> [Your task] Reproduce each line of the records below verbatim, leaving out the picture placeholders.

Layout annotation records

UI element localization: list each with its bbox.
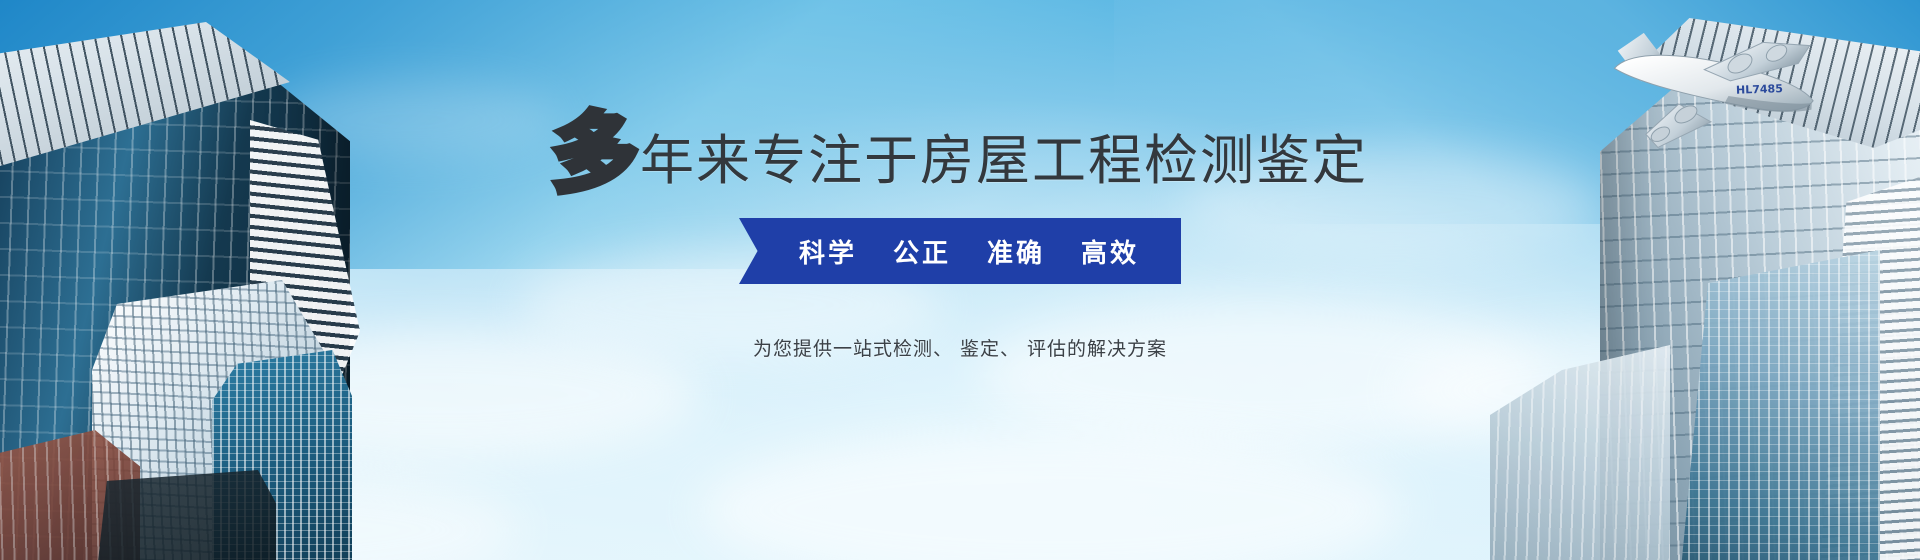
ribbon-item-2: 准确 [987,233,1045,270]
ribbon-item-1: 公正 [893,233,951,270]
hero-banner: HL7485 多 年来专注于房屋工程检测鉴定 科学 公正 准确 高效 为您提供一… [0,0,1920,560]
subtitle: 为您提供一站式检测、 鉴定、 评估的解决方案 [753,334,1167,361]
headline-rest: 年来专注于房屋工程检测鉴定 [640,134,1368,188]
headline-lead-char: 多 [552,118,638,192]
svg-text:HL7485: HL7485 [1736,82,1783,97]
low-dark-building [96,470,276,560]
slogan-ribbon: 科学 公正 准确 高效 [739,218,1181,284]
ribbon-items: 科学 公正 准确 高效 [739,218,1181,284]
skyscraper-far-tower-right [1490,330,1670,560]
headline: 多 年来专注于房屋工程检测鉴定 [552,108,1368,188]
ribbon-item-0: 科学 [799,233,857,270]
ribbon-item-3: 高效 [1081,233,1139,270]
skyscraper-glass-tower-right [1680,250,1880,560]
left-building-group [0,0,470,560]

> [Answer to the task]
UI element localization: list each with its bbox.
ribbon-item-2: 准确 [987,233,1045,270]
ribbon-item-1: 公正 [893,233,951,270]
hero-banner: HL7485 多 年来专注于房屋工程检测鉴定 科学 公正 准确 高效 为您提供一… [0,0,1920,560]
subtitle: 为您提供一站式检测、 鉴定、 评估的解决方案 [753,334,1167,361]
headline-rest: 年来专注于房屋工程检测鉴定 [640,134,1368,188]
headline-lead-char: 多 [552,118,638,192]
svg-text:HL7485: HL7485 [1736,82,1783,97]
low-dark-building [96,470,276,560]
slogan-ribbon: 科学 公正 准确 高效 [739,218,1181,284]
ribbon-items: 科学 公正 准确 高效 [739,218,1181,284]
skyscraper-far-tower-right [1490,330,1670,560]
headline: 多 年来专注于房屋工程检测鉴定 [552,108,1368,188]
ribbon-item-0: 科学 [799,233,857,270]
ribbon-item-3: 高效 [1081,233,1139,270]
skyscraper-glass-tower-right [1680,250,1880,560]
left-building-group [0,0,470,560]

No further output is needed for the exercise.